# [EXERCISE GOAL]
Copy, from the entries below, each line in which the string "were" appears.
** START EXCERPTED DATA **
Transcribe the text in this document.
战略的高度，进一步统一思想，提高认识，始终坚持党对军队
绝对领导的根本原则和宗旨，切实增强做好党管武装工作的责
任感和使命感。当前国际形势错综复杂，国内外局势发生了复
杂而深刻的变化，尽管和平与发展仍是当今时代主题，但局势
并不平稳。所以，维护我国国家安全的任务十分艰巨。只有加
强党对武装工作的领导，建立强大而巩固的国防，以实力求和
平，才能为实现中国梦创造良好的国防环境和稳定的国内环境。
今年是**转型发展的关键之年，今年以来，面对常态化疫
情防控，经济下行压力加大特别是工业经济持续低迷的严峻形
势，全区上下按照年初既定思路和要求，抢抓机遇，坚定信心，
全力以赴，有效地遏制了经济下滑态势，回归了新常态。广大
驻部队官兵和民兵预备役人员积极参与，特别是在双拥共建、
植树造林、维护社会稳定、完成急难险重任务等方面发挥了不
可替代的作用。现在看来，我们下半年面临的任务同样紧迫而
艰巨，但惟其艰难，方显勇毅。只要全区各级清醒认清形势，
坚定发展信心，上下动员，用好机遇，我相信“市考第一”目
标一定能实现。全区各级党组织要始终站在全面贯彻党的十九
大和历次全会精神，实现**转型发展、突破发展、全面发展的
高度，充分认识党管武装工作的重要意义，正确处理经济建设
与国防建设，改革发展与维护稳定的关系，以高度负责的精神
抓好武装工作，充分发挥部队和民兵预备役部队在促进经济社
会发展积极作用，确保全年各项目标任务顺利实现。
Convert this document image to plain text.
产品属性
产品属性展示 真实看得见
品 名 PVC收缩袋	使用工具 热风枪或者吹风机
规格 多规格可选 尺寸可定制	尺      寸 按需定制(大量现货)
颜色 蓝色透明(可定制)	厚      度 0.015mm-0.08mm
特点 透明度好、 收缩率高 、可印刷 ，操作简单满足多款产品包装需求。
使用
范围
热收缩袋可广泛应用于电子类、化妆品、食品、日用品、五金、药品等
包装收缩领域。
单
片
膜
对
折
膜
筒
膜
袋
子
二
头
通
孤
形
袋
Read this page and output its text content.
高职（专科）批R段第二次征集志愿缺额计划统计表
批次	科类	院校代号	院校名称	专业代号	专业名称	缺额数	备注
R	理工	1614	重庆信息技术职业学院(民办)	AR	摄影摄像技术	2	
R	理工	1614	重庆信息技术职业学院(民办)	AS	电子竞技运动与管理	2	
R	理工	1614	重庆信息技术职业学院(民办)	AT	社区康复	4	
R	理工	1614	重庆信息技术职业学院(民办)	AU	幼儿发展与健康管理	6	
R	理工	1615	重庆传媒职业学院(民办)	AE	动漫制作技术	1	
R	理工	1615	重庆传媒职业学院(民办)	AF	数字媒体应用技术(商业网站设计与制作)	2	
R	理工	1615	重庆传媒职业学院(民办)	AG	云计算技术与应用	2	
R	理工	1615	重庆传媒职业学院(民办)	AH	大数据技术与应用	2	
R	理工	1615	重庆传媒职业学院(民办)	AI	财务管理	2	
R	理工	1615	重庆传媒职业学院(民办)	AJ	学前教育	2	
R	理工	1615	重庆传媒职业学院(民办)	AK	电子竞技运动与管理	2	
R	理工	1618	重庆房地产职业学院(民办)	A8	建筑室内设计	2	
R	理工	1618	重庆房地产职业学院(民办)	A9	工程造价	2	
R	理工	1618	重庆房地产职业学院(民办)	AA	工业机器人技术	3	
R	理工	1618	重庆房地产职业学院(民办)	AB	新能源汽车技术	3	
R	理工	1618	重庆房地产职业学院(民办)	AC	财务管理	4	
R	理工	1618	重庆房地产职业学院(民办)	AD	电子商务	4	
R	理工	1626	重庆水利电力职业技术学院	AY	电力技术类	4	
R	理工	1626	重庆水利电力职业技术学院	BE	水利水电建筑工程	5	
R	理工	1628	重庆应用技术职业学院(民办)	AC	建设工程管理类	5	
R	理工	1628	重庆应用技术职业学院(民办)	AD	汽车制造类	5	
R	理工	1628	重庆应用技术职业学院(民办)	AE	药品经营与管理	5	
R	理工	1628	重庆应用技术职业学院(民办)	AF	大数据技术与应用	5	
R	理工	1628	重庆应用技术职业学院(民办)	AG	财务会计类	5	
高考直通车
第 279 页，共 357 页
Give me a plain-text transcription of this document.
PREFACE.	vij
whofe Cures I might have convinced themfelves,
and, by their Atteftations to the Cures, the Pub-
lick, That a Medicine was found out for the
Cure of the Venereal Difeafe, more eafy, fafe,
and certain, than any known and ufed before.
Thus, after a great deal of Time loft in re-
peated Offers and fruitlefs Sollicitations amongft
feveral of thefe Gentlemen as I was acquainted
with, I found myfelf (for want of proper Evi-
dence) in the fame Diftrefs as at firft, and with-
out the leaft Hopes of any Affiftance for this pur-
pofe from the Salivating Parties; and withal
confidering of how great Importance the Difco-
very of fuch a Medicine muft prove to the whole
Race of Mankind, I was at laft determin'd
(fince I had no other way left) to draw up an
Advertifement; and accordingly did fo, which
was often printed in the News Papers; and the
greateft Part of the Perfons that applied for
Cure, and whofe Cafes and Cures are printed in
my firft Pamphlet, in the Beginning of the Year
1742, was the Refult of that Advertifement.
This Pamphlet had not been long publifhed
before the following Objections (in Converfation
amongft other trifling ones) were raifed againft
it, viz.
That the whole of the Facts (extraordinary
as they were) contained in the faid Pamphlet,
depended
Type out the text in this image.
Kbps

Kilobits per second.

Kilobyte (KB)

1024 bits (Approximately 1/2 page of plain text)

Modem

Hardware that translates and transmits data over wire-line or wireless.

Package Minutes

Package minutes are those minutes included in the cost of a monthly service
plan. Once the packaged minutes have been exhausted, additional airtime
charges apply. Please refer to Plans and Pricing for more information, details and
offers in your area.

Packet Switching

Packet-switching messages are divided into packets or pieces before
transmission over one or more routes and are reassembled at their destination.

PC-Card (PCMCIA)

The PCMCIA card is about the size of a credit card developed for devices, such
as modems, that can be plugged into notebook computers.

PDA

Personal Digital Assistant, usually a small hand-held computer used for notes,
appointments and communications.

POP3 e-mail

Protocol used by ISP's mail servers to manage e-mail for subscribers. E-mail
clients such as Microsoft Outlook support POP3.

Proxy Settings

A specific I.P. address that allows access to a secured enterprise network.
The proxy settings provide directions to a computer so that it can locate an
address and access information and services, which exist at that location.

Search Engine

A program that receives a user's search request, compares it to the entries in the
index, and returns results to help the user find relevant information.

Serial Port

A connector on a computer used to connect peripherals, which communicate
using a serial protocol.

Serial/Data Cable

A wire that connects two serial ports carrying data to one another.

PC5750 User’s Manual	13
** END EXCERPTED DATA **
# [FULL RESPONSE]
amongft other trifling ones) were raifed againft
as they were) contained in the faid Pamphlet,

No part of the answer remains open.